> _Goal_
Gather up all lines that carry the word "الصدقة".

------------------------

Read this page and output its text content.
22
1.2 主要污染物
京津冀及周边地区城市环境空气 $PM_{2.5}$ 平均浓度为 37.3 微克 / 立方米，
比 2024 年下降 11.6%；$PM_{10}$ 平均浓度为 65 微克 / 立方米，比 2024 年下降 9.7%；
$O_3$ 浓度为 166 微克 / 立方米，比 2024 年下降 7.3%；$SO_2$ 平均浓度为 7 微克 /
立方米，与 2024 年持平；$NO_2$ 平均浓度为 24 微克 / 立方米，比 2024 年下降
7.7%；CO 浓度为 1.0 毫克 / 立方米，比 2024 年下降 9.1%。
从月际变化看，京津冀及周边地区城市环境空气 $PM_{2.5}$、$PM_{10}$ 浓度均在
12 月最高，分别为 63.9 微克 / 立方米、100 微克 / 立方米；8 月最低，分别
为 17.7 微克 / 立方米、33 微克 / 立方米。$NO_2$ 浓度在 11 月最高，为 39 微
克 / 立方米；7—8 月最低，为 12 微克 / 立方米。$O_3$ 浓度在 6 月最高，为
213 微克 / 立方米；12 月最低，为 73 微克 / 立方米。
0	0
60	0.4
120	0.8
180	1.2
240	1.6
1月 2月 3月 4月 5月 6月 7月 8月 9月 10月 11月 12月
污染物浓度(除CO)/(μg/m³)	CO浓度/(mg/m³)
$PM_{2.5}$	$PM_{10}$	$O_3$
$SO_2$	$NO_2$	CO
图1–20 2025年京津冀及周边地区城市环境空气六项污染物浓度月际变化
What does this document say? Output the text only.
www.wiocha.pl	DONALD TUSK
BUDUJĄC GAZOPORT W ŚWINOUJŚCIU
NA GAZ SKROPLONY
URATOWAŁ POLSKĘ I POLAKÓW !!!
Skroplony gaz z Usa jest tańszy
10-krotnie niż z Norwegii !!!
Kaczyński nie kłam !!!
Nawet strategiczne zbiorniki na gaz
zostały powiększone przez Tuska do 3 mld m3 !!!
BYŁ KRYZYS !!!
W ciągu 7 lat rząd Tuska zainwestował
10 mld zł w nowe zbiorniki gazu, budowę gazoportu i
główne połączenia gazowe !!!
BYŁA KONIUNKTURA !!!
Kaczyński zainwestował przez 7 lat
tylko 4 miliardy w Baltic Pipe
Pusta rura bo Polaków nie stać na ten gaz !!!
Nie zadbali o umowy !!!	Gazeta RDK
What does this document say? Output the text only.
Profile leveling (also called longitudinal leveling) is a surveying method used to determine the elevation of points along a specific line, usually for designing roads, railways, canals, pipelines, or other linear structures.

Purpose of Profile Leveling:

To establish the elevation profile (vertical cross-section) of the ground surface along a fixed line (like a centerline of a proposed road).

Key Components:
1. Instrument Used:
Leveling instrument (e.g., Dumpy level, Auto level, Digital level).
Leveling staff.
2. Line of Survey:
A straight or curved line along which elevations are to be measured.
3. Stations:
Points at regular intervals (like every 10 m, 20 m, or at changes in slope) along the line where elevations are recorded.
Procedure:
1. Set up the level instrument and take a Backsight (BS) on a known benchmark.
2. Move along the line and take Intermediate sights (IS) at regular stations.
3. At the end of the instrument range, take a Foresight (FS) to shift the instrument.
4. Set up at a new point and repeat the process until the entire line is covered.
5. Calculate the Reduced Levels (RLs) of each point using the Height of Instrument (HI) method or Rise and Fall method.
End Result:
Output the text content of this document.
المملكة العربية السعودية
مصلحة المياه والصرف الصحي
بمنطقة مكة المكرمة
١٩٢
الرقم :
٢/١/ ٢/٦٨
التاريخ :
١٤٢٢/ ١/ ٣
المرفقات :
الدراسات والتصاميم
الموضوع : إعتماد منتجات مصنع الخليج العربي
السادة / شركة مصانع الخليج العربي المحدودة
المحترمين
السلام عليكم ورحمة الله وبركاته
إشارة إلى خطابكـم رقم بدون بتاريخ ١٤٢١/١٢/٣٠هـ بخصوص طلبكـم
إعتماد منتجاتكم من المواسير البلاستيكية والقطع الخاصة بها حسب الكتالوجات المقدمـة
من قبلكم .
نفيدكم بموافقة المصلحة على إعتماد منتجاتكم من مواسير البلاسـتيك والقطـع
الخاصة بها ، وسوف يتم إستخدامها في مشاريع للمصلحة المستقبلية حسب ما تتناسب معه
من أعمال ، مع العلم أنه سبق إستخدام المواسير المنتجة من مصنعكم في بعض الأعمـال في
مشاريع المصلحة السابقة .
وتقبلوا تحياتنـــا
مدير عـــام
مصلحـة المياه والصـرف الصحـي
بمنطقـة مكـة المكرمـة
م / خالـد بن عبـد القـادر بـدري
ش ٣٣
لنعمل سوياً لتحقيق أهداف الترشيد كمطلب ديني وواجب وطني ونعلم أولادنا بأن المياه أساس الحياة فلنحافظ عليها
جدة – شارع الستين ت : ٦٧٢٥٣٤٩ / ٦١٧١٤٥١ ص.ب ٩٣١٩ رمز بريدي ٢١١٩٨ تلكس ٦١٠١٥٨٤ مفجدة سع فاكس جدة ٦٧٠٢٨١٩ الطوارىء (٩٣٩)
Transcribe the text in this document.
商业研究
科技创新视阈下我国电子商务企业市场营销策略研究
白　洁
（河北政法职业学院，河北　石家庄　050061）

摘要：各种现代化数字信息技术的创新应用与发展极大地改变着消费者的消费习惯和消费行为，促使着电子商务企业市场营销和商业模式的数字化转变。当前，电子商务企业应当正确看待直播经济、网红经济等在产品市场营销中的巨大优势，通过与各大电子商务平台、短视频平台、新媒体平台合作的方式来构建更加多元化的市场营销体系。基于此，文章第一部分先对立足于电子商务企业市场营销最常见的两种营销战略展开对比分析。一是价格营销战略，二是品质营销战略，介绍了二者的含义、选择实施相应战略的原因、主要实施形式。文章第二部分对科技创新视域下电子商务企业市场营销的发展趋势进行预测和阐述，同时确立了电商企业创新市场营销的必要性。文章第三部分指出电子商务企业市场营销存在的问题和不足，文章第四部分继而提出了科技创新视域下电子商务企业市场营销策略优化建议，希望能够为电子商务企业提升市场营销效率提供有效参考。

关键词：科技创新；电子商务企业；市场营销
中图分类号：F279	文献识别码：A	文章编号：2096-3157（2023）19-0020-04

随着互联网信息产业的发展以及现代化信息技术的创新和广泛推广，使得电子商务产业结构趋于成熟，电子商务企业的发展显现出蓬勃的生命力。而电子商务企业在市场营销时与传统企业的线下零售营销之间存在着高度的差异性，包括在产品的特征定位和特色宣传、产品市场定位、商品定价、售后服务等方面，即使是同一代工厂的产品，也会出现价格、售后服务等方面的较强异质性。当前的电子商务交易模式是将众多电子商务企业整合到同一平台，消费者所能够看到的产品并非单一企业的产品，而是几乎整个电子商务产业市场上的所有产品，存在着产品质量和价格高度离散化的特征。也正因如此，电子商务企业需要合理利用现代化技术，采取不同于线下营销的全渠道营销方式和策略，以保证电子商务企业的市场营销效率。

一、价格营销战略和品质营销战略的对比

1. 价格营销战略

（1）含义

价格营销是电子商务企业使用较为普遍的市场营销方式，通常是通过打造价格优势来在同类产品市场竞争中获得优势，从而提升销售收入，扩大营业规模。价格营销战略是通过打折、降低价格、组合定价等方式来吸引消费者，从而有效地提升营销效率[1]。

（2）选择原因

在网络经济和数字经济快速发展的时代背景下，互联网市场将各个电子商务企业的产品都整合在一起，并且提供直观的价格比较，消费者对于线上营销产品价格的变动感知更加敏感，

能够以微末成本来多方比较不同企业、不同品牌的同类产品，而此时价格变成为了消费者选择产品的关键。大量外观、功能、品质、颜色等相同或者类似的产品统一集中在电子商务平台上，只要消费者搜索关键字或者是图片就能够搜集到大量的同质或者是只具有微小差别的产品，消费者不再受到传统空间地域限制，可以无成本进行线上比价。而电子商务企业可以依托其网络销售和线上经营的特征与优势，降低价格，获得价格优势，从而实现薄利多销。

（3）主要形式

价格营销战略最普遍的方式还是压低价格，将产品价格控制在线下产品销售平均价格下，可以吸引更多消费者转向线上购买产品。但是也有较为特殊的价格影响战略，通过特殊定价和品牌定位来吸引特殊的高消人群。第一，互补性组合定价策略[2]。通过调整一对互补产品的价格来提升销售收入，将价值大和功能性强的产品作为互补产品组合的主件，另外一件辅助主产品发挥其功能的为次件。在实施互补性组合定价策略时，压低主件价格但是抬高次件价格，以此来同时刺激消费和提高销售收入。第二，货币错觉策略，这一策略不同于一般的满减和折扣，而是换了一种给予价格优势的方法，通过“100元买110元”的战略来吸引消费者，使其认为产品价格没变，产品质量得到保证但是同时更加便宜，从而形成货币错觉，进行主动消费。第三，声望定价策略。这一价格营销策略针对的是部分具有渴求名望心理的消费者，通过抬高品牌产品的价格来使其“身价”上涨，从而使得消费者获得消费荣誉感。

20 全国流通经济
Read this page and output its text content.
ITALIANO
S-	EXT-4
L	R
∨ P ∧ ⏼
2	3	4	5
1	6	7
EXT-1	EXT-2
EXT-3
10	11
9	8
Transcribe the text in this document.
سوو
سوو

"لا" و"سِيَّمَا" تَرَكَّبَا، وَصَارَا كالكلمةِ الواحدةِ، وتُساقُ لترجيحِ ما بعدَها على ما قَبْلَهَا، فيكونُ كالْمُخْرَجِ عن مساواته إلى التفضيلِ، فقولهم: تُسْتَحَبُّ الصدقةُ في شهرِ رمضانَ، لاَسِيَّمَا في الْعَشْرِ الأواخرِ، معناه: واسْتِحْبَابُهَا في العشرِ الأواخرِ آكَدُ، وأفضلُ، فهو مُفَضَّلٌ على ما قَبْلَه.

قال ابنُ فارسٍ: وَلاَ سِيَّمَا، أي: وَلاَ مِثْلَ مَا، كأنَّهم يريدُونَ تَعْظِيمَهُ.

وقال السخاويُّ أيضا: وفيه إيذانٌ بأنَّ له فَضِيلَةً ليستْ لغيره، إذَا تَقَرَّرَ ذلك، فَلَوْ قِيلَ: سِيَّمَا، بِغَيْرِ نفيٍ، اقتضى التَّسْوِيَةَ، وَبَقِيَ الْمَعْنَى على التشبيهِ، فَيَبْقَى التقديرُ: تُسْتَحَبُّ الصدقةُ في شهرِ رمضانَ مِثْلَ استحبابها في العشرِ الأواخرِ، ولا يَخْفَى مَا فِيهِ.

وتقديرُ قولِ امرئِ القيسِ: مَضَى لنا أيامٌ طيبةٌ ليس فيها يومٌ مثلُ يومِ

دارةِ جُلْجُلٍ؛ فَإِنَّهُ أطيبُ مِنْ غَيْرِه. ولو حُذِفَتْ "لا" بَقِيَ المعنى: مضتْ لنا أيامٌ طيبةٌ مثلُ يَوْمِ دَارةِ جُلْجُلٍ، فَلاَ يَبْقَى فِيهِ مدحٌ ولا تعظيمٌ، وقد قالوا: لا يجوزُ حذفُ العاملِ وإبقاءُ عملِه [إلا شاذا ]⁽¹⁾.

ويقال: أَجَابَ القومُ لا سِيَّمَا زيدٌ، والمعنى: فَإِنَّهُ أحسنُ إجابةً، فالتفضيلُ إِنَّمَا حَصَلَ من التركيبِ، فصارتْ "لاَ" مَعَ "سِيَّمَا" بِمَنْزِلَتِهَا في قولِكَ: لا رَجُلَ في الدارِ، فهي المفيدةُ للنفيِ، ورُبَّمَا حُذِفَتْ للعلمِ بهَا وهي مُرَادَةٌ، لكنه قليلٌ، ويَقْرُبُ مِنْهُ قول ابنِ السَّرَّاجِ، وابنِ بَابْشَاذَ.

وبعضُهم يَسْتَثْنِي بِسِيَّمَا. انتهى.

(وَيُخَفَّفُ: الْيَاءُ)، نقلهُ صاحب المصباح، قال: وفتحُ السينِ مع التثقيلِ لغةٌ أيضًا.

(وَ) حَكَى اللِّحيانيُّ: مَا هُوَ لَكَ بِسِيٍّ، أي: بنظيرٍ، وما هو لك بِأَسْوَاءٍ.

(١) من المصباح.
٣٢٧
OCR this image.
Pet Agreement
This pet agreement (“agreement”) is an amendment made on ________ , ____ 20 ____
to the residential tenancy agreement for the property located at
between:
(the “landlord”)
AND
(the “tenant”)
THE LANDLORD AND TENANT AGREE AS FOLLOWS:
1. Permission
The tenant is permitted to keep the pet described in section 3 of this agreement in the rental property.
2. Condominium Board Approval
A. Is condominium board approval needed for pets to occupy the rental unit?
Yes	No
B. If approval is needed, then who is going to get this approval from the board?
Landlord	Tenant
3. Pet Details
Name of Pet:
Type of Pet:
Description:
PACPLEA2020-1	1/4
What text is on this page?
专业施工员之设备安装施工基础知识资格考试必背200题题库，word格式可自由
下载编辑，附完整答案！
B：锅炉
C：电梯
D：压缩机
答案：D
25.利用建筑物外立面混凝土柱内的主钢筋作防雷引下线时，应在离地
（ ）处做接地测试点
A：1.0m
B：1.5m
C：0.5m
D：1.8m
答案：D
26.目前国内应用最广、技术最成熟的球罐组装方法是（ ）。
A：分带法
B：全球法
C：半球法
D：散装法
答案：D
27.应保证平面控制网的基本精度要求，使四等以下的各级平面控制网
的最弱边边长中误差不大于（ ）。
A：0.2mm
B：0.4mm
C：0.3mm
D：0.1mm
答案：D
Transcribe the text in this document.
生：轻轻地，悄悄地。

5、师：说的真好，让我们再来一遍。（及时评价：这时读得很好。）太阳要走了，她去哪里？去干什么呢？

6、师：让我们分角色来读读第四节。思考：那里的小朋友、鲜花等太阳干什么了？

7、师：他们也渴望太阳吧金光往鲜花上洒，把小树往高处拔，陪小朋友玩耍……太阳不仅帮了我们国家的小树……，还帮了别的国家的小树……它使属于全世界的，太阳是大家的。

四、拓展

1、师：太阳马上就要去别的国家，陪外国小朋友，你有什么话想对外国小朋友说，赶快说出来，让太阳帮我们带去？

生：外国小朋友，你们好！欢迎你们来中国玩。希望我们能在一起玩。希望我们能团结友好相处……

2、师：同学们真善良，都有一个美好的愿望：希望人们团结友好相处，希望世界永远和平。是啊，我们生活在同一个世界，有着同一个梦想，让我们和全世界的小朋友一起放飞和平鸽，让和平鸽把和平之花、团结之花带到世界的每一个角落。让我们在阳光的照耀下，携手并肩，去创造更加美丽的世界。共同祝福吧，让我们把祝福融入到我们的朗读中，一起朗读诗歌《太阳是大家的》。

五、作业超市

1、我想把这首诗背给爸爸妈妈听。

------------------------

> _Response_
"لا" و"سِيَّمَا" تَرَكَّبَا، وَصَارَا كالكلمةِ الواحدةِ، وتُساقُ لترجيحِ ما بعدَها على ما قَبْلَهَا، فيكونُ كالْمُخْرَجِ عن مساواته إلى التفضيلِ، فقولهم: تُسْتَحَبُّ الصدقةُ في شهرِ رمضانَ، لاَسِيَّمَا في الْعَشْرِ الأواخرِ، معناه: واسْتِحْبَابُهَا في العشرِ الأواخرِ آكَدُ، وأفضلُ، فهو مُفَضَّلٌ على ما قَبْلَه.
وقال السخاويُّ أيضا: وفيه إيذانٌ بأنَّ له فَضِيلَةً ليستْ لغيره، إذَا تَقَرَّرَ ذلك، فَلَوْ قِيلَ: سِيَّمَا، بِغَيْرِ نفيٍ، اقتضى التَّسْوِيَةَ، وَبَقِيَ الْمَعْنَى على التشبيهِ، فَيَبْقَى التقديرُ: تُسْتَحَبُّ الصدقةُ في شهرِ رمضانَ مِثْلَ استحبابها في العشرِ الأواخرِ، ولا يَخْفَى مَا فِيهِ.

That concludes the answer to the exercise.